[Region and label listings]
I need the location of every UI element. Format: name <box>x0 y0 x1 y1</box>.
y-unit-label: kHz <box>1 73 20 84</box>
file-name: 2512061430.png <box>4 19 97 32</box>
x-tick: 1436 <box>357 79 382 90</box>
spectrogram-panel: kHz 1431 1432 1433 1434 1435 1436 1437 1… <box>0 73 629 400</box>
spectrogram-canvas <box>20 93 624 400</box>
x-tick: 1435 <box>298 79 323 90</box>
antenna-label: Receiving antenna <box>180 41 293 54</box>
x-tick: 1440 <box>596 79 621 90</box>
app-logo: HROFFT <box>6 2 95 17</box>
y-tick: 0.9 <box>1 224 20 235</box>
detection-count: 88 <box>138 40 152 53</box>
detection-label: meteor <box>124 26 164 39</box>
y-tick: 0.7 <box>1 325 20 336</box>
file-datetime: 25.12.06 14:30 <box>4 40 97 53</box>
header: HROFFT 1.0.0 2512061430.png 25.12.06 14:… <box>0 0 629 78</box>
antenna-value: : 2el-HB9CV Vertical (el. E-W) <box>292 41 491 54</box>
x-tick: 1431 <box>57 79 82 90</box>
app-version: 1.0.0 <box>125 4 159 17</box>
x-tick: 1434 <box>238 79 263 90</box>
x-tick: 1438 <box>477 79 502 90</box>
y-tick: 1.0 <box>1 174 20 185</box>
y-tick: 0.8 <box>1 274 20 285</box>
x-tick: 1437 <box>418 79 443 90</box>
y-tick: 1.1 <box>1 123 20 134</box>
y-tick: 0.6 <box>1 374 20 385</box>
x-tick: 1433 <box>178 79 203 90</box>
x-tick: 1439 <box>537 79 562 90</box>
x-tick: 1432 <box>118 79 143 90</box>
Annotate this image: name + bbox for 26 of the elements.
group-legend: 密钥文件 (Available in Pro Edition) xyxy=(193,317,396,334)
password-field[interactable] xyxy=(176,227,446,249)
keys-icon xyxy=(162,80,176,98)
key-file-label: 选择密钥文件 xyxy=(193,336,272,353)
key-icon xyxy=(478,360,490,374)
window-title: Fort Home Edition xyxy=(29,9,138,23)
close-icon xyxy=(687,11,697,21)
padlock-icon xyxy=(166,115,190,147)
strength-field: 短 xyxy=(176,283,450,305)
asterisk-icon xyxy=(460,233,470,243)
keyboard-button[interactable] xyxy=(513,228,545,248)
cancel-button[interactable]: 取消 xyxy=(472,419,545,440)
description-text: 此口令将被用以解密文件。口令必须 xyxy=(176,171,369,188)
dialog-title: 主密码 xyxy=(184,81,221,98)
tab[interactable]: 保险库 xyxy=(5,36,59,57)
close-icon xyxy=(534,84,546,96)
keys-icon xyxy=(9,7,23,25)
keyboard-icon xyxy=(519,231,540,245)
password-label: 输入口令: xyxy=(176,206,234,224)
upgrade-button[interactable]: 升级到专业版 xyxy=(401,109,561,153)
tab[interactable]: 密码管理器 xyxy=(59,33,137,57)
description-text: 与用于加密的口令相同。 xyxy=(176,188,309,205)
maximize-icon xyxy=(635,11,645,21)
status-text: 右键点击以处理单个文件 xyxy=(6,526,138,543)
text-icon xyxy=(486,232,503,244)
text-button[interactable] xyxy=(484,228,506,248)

### THE TASK
Extract the lines of the material verbatim, starting with its first line and going on through the line that contains "keyboard-button[interactable] xyxy=(513,228,545,248)", with both included.

### CORRECT OUTPUT
I need the location of every UI element. Format: name <box>x0 y0 x1 y1</box>.
y-unit-label: kHz <box>1 73 20 84</box>
file-name: 2512061430.png <box>4 19 97 32</box>
x-tick: 1436 <box>357 79 382 90</box>
spectrogram-panel: kHz 1431 1432 1433 1434 1435 1436 1437 1… <box>0 73 629 400</box>
spectrogram-canvas <box>20 93 624 400</box>
x-tick: 1435 <box>298 79 323 90</box>
antenna-label: Receiving antenna <box>180 41 293 54</box>
x-tick: 1440 <box>596 79 621 90</box>
app-logo: HROFFT <box>6 2 95 17</box>
y-tick: 0.9 <box>1 224 20 235</box>
detection-count: 88 <box>138 40 152 53</box>
detection-label: meteor <box>124 26 164 39</box>
y-tick: 0.7 <box>1 325 20 336</box>
file-datetime: 25.12.06 14:30 <box>4 40 97 53</box>
header: HROFFT 1.0.0 2512061430.png 25.12.06 14:… <box>0 0 629 78</box>
antenna-value: : 2el-HB9CV Vertical (el. E-W) <box>292 41 491 54</box>
x-tick: 1431 <box>57 79 82 90</box>
app-version: 1.0.0 <box>125 4 159 17</box>
x-tick: 1434 <box>238 79 263 90</box>
x-tick: 1438 <box>477 79 502 90</box>
y-tick: 1.0 <box>1 174 20 185</box>
y-tick: 0.8 <box>1 274 20 285</box>
x-tick: 1437 <box>418 79 443 90</box>
y-tick: 1.1 <box>1 123 20 134</box>
y-tick: 0.6 <box>1 374 20 385</box>
x-tick: 1433 <box>178 79 203 90</box>
x-tick: 1439 <box>537 79 562 90</box>
x-tick: 1432 <box>118 79 143 90</box>
Annotate this image: name + bbox for 26 of the elements.
group-legend: 密钥文件 (Available in Pro Edition) xyxy=(193,317,396,334)
password-field[interactable] xyxy=(176,227,446,249)
keys-icon xyxy=(162,80,176,98)
key-file-label: 选择密钥文件 xyxy=(193,336,272,353)
key-icon xyxy=(478,360,490,374)
window-title: Fort Home Edition xyxy=(29,9,138,23)
close-icon xyxy=(687,11,697,21)
padlock-icon xyxy=(166,115,190,147)
strength-field: 短 xyxy=(176,283,450,305)
asterisk-icon xyxy=(460,233,470,243)
keyboard-button[interactable] xyxy=(513,228,545,248)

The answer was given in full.